Stored records

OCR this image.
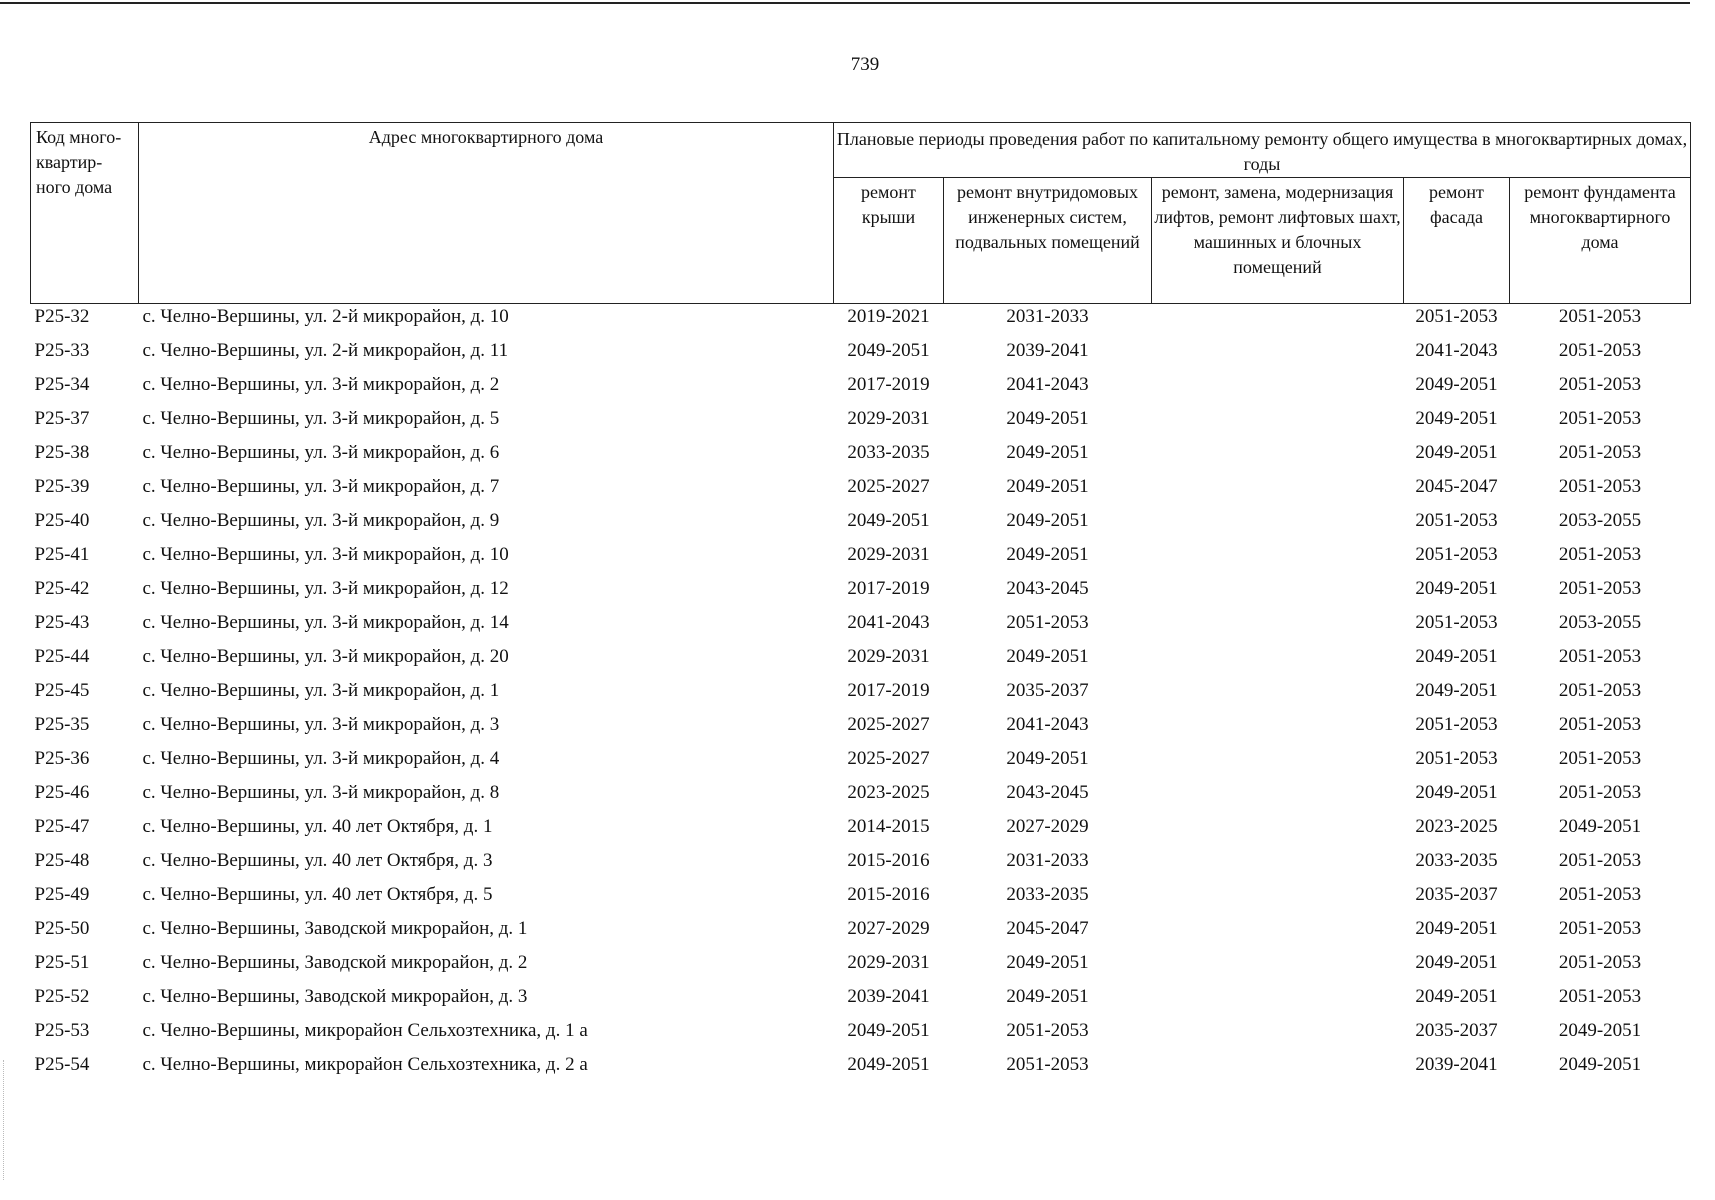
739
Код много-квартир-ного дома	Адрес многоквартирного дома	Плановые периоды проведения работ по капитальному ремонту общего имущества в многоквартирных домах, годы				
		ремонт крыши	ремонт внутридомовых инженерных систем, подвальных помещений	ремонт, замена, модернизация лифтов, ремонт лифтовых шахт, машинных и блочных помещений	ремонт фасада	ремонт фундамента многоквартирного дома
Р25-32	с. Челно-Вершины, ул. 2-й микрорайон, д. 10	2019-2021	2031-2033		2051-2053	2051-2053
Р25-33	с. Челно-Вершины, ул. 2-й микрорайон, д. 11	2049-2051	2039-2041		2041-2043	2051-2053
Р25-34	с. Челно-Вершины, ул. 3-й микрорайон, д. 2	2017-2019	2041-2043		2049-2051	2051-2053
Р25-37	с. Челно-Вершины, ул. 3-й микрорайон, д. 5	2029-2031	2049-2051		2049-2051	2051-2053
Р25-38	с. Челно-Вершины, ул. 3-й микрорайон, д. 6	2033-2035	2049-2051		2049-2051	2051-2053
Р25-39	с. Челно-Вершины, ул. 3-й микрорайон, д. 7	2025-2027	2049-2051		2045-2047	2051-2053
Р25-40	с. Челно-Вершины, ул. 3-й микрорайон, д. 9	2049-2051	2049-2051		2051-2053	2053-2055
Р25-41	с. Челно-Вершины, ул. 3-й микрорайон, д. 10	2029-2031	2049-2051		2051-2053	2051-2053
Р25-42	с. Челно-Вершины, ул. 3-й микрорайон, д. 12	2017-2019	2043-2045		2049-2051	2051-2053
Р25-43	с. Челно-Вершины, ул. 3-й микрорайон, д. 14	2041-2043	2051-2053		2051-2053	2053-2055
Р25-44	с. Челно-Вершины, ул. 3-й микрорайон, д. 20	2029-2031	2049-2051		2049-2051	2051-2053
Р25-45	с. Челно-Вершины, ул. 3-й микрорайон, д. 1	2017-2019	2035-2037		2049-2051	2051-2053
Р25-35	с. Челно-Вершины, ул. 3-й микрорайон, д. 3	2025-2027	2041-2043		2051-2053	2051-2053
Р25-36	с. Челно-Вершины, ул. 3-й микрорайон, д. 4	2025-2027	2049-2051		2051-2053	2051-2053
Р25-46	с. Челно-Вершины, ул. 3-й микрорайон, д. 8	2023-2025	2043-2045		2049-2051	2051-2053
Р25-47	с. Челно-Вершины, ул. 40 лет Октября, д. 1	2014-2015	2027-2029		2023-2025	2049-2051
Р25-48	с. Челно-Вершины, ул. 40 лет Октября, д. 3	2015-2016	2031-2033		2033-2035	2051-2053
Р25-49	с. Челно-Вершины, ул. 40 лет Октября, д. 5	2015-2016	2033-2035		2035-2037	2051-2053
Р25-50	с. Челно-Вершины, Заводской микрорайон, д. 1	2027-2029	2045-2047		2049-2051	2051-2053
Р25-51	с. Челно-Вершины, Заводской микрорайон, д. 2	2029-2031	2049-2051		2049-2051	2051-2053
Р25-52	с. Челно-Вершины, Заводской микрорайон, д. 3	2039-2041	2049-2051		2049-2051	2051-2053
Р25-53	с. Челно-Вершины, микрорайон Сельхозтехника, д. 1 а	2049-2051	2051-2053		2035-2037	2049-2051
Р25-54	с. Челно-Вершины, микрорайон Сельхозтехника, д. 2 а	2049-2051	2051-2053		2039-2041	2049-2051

---

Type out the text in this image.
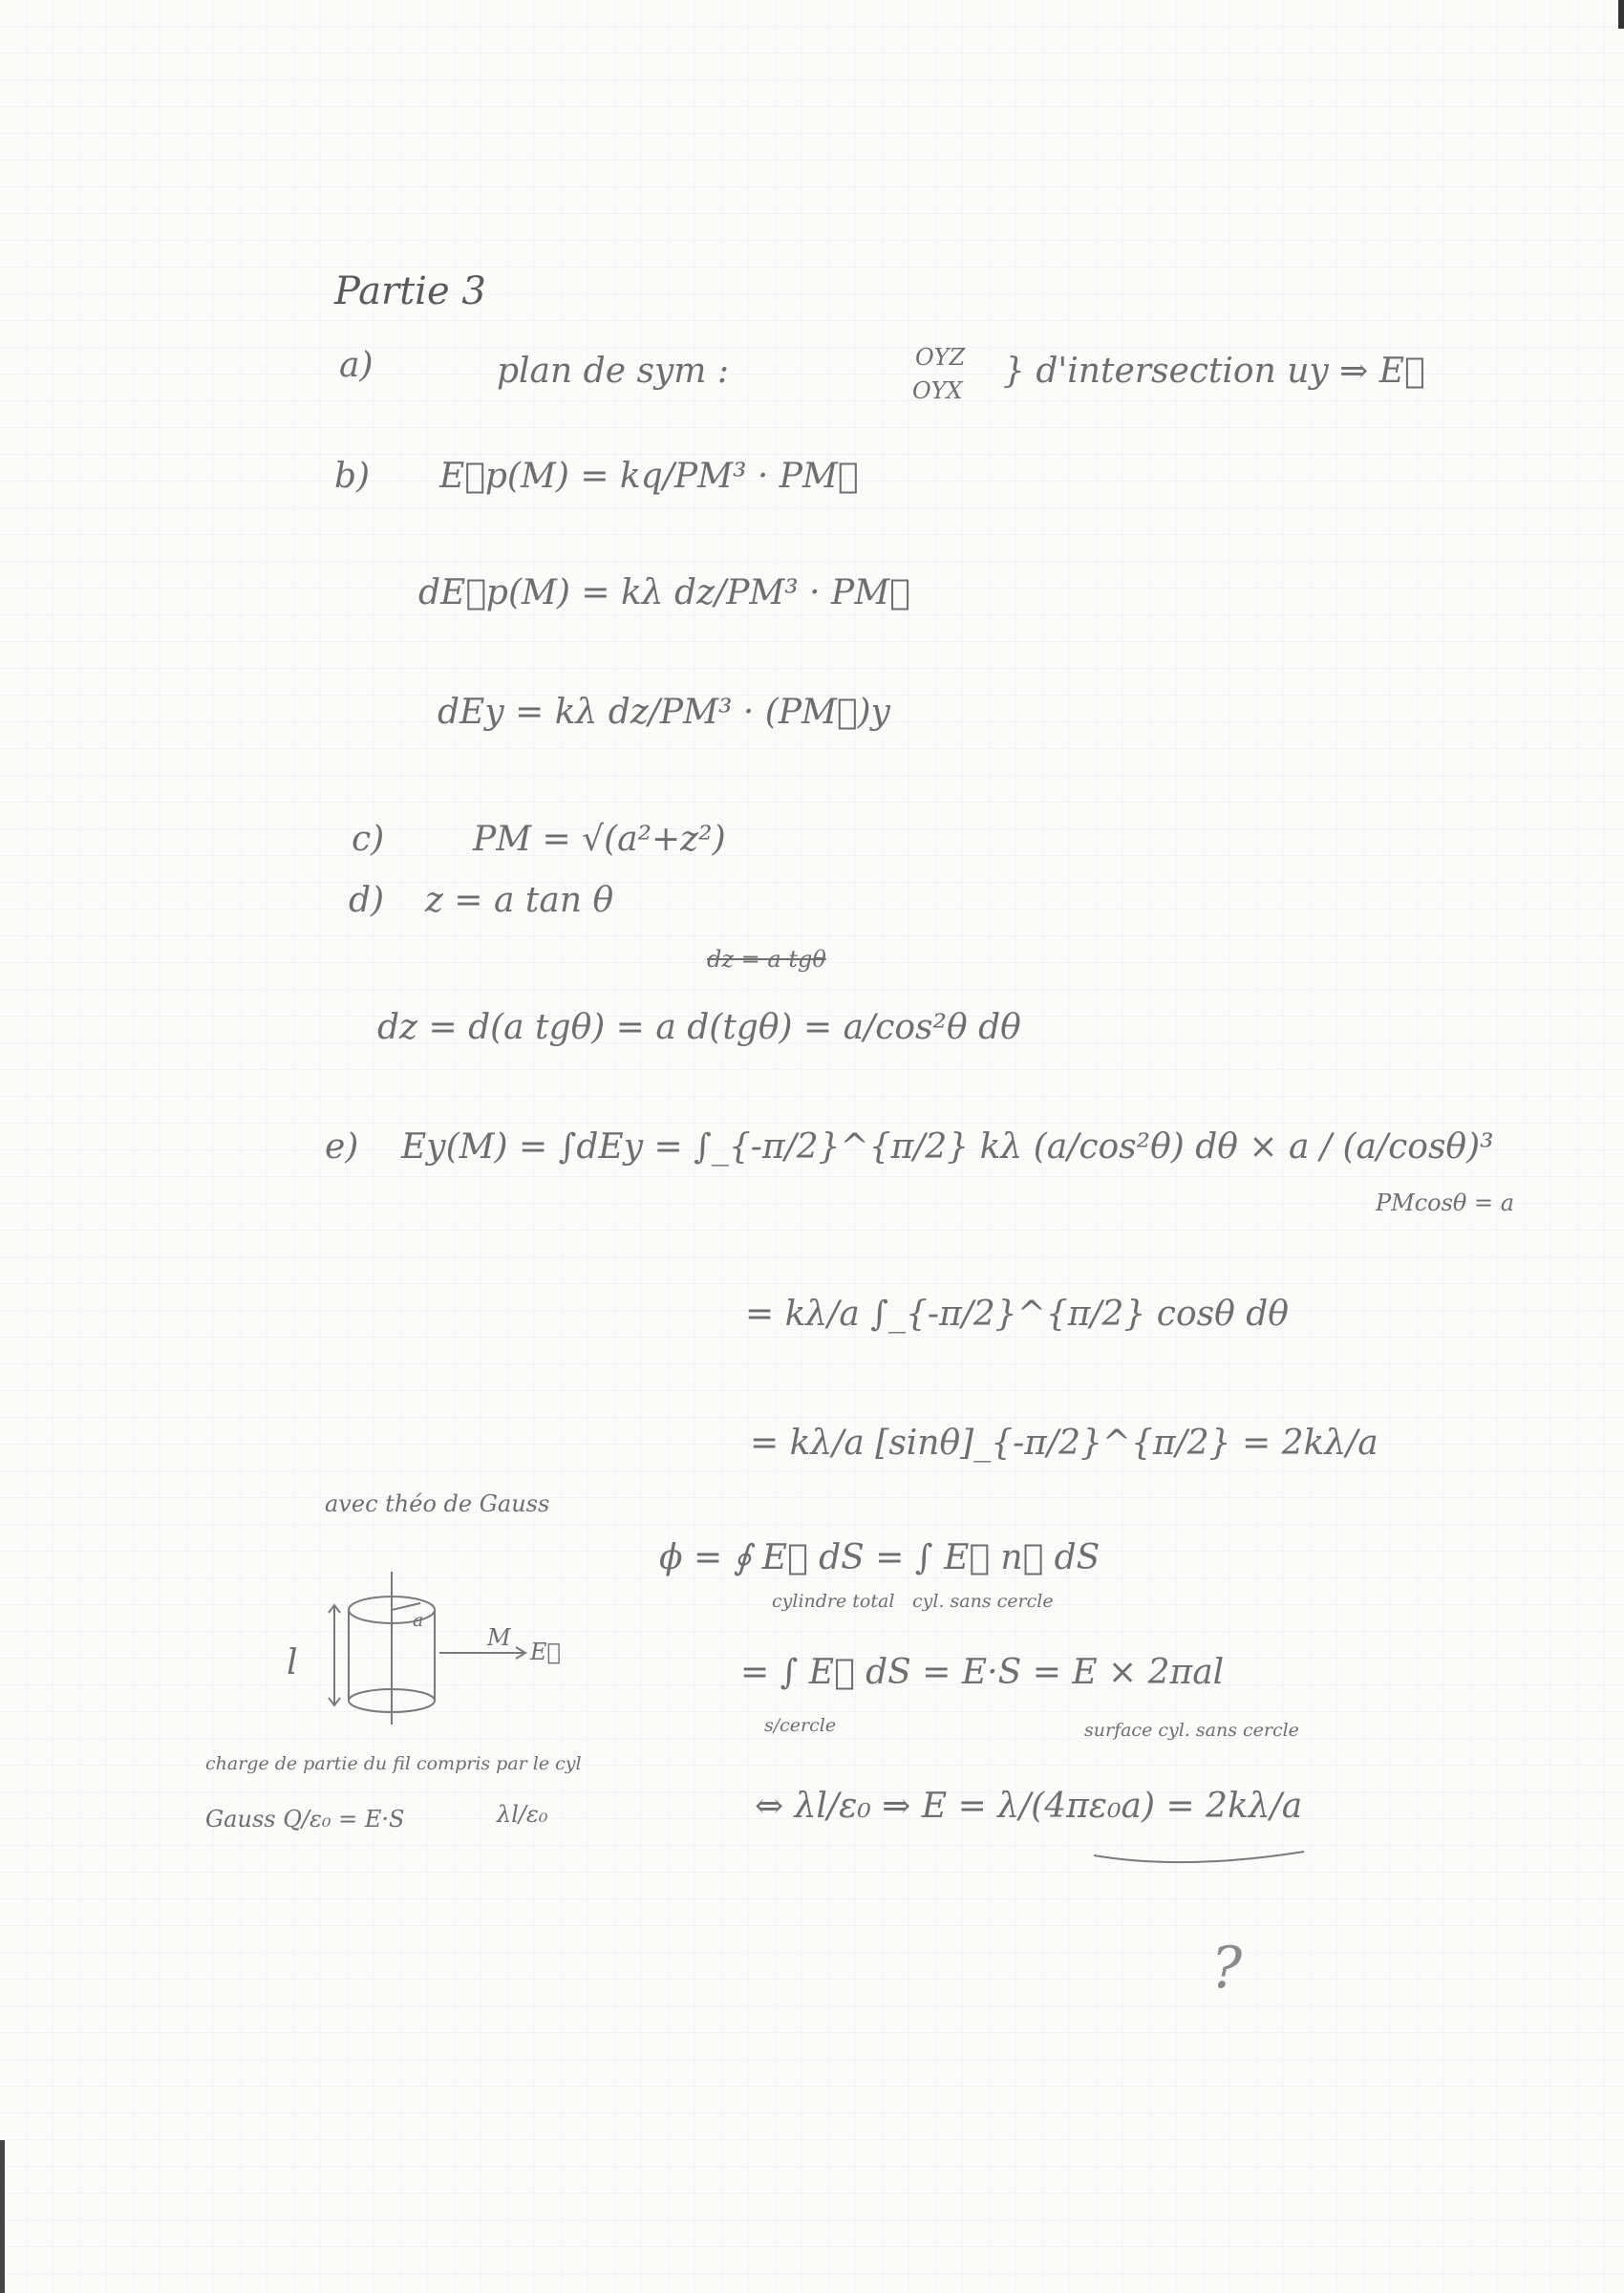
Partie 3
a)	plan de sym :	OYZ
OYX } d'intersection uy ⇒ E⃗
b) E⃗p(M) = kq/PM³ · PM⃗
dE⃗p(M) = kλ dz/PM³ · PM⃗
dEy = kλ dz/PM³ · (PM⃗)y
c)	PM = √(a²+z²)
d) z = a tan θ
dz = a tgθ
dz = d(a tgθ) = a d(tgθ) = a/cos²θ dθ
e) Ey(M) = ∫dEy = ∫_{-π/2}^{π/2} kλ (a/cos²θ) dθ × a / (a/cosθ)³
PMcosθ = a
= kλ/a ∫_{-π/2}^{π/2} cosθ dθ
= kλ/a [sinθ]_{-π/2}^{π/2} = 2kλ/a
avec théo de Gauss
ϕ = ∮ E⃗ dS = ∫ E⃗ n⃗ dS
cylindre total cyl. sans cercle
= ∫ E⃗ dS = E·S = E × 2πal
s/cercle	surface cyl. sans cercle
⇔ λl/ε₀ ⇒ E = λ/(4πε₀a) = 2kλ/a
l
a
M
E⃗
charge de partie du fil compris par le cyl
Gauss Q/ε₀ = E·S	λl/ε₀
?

--

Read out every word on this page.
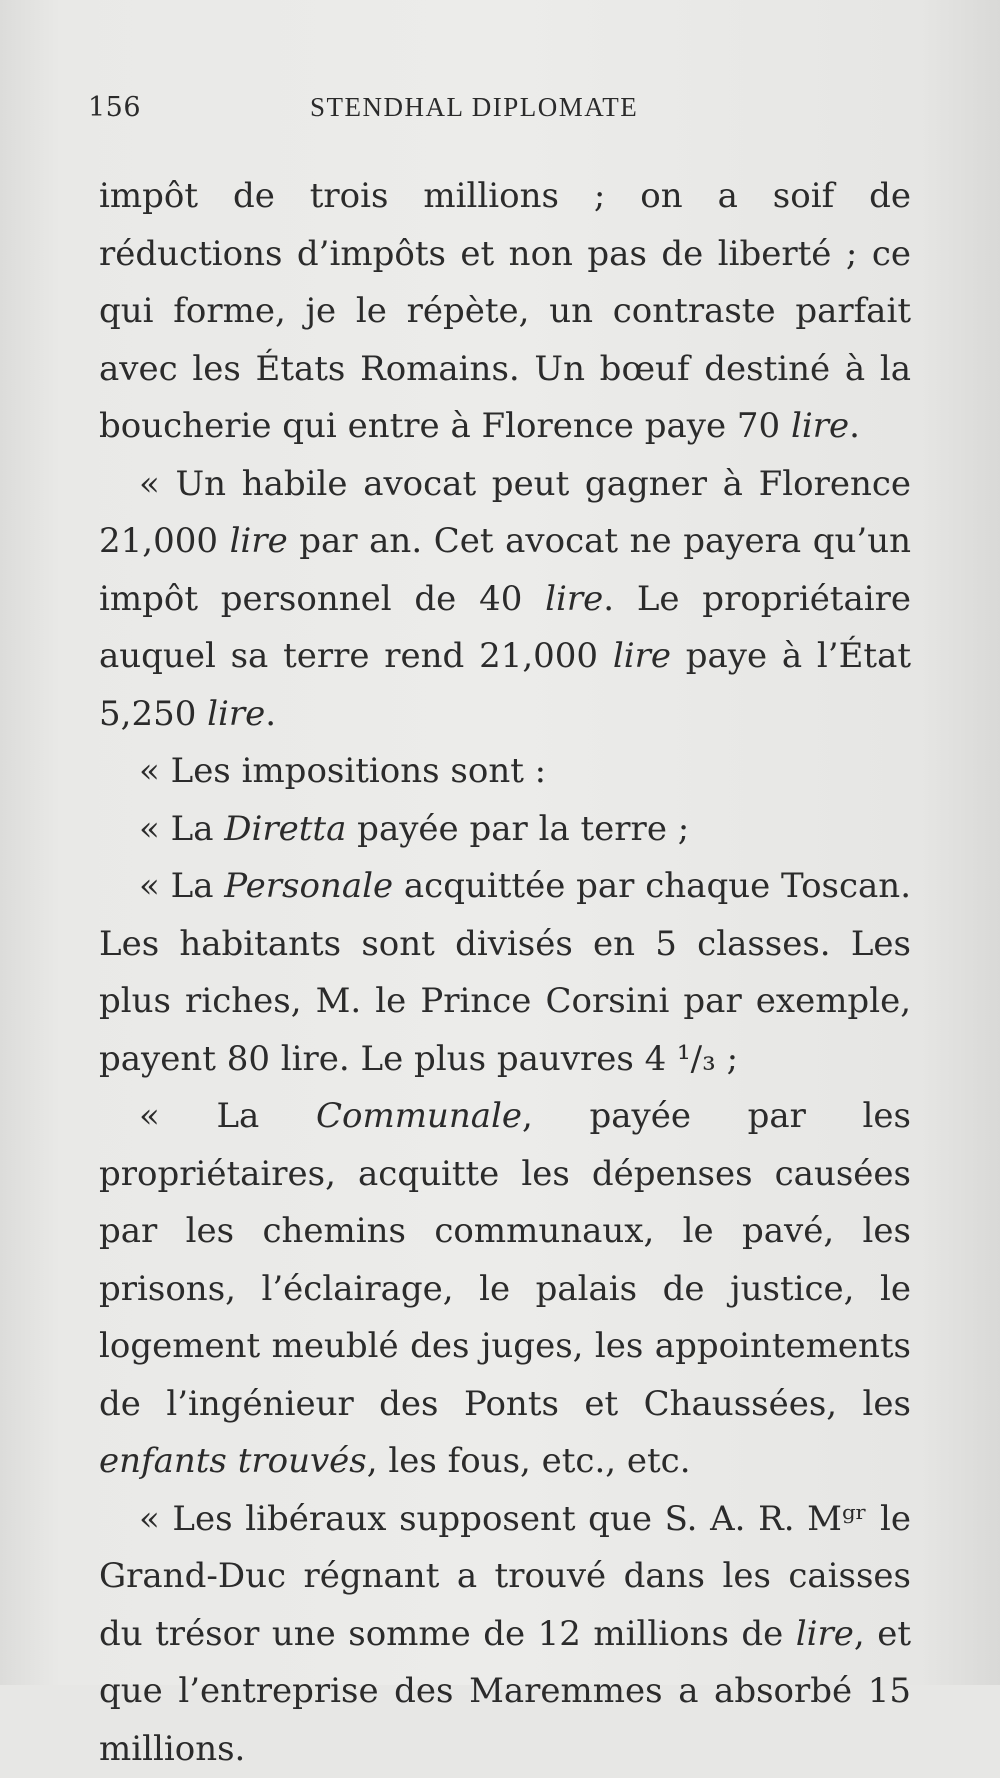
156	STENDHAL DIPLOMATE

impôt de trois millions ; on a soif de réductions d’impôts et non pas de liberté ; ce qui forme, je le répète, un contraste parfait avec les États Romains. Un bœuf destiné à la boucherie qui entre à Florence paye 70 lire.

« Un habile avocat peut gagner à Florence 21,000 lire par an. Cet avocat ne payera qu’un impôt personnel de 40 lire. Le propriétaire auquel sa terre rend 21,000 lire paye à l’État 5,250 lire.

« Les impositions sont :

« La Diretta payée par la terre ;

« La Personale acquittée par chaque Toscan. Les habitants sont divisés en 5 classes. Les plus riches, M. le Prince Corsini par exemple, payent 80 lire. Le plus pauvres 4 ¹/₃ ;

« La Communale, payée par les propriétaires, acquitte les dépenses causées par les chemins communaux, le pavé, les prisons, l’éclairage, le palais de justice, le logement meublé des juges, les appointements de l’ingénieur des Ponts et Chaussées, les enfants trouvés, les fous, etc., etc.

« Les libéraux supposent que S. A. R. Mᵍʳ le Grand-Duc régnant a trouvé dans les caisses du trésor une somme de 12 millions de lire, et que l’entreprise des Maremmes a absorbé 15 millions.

What you are asked to do
Sift the material for lines with the string "this". Copy each one found.

Exercise response
OCR this image.
Type out the text in this image.
Read out every word on this page.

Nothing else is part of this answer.